### Short exercise:
Find the word "background" in the data. Return every line where it appears.

^^^^^^^^^^^^^^^^

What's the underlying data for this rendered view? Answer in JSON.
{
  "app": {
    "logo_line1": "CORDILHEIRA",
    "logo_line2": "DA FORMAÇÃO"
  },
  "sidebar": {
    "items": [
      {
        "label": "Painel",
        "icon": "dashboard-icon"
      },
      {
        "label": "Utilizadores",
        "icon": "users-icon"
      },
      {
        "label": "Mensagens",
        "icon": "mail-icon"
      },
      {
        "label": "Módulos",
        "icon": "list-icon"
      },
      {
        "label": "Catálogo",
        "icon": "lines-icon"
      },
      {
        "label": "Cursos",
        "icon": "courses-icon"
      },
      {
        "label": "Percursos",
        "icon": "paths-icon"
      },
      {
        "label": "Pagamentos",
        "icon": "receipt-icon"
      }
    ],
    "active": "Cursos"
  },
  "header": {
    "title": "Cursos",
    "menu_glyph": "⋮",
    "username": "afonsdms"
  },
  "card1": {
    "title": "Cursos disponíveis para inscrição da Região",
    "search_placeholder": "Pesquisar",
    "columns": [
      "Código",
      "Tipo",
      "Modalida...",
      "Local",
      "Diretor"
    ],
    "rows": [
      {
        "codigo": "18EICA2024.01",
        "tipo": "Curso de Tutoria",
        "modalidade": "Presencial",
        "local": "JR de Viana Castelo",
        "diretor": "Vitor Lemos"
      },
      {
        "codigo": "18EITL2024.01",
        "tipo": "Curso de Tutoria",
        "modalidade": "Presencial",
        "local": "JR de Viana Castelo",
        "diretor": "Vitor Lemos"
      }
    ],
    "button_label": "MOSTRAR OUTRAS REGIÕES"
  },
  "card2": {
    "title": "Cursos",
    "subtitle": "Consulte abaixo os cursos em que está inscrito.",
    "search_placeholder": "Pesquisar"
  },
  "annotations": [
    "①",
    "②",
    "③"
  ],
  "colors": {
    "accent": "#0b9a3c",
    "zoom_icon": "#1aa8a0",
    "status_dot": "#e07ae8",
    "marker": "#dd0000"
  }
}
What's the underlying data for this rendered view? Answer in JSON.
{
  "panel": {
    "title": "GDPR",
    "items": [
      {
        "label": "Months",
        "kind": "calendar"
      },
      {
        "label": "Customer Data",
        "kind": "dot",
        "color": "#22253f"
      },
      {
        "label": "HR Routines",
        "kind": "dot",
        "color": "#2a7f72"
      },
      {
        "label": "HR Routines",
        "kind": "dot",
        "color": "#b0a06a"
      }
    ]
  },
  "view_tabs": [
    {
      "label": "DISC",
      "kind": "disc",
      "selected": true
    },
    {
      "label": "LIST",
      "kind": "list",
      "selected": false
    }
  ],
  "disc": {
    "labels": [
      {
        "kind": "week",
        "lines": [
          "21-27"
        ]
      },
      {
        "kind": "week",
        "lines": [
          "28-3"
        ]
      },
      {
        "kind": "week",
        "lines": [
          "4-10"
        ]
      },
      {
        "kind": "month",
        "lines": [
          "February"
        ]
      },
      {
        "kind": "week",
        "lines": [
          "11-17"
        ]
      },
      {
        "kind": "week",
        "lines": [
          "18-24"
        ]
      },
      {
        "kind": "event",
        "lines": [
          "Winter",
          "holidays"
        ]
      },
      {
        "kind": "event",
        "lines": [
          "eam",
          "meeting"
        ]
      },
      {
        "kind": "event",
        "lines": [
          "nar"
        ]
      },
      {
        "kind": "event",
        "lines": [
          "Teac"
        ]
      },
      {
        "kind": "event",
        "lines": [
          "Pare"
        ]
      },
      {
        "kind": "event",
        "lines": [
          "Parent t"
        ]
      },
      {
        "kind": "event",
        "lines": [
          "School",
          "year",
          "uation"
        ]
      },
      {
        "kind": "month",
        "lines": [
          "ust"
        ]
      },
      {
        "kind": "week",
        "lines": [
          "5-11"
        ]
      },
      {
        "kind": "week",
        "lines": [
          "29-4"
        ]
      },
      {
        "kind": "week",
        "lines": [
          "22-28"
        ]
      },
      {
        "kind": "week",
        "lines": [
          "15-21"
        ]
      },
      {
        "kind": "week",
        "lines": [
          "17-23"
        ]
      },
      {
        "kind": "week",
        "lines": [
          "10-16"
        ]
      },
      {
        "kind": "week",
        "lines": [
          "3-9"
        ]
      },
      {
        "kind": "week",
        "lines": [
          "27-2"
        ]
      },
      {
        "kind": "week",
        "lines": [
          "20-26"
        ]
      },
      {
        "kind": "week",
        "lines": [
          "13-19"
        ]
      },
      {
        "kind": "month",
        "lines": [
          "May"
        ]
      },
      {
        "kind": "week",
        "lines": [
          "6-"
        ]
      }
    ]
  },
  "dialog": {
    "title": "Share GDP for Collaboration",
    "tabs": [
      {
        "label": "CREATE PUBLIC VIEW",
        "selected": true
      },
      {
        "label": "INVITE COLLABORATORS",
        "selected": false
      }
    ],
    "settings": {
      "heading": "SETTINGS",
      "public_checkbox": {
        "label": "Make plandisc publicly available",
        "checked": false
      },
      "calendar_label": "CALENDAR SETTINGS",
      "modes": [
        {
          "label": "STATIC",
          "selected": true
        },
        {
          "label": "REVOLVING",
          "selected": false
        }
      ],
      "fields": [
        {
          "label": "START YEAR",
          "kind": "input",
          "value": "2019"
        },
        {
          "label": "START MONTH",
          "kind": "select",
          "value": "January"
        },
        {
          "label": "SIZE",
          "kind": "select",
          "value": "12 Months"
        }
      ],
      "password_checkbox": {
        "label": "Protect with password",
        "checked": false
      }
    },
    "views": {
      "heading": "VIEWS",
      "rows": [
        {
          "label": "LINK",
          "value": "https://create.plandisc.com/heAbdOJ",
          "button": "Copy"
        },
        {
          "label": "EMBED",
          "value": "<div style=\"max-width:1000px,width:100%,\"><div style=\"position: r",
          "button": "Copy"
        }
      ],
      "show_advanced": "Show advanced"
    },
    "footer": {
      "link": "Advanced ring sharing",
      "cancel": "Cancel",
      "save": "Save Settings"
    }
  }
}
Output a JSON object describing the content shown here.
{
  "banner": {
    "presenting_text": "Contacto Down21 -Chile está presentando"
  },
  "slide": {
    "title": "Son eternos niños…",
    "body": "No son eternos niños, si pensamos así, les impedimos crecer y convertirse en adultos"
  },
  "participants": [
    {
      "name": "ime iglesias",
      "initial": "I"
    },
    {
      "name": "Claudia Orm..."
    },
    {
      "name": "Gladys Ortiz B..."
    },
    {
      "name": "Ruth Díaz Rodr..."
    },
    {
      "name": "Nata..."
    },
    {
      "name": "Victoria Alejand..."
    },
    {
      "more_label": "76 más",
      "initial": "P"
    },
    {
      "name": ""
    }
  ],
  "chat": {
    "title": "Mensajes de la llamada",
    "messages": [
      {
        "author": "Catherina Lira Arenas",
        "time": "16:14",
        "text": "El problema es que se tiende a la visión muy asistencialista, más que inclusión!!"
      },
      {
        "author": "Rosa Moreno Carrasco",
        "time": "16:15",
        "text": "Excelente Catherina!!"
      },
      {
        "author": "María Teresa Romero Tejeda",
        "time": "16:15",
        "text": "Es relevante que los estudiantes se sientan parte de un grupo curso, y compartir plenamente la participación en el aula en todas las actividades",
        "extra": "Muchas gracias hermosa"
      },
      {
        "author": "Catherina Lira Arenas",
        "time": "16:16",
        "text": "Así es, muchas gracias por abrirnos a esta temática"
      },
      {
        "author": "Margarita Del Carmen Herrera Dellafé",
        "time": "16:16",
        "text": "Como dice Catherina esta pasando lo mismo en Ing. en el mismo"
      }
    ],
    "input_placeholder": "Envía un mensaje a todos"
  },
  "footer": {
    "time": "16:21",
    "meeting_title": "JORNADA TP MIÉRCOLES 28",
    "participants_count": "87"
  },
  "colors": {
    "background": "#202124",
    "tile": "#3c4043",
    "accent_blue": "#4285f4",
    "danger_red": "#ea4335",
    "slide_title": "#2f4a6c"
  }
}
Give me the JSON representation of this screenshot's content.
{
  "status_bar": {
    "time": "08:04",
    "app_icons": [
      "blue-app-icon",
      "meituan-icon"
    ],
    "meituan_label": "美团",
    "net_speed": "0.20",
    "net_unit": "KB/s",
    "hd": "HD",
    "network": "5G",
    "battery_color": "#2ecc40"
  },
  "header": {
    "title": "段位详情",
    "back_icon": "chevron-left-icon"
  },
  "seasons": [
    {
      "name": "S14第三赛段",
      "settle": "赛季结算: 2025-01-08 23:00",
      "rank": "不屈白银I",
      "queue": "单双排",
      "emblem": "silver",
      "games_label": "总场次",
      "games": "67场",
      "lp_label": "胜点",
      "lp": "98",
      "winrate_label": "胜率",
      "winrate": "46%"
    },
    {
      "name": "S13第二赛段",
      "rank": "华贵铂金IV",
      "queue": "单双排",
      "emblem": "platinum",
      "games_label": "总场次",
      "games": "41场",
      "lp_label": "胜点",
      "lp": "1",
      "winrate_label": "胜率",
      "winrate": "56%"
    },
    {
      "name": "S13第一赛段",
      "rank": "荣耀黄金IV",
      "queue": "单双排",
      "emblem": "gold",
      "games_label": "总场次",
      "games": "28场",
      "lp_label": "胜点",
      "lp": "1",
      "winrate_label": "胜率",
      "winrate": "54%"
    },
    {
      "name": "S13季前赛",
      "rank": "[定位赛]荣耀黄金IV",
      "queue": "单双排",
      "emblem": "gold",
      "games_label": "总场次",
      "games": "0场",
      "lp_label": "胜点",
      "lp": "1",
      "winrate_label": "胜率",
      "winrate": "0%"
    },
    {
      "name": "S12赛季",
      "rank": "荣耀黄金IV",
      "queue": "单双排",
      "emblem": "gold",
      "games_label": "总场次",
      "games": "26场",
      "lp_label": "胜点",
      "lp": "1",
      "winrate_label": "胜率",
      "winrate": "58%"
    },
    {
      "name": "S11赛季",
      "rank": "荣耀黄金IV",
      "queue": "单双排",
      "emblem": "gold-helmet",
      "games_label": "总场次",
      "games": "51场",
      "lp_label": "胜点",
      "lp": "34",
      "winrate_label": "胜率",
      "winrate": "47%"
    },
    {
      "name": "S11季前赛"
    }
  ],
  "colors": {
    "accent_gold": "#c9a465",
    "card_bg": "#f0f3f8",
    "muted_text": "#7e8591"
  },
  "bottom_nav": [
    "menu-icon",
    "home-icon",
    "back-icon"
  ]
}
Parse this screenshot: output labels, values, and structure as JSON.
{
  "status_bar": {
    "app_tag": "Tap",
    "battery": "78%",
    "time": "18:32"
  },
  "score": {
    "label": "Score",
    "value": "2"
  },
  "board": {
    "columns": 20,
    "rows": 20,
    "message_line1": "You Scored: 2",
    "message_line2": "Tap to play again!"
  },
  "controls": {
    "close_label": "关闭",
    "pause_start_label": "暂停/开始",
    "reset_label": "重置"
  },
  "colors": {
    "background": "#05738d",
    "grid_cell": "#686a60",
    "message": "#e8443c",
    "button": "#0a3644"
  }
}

^^^^^^^^^^^^^^^^

### Solution:
    "background": "#202124",
    "background": "#05738d",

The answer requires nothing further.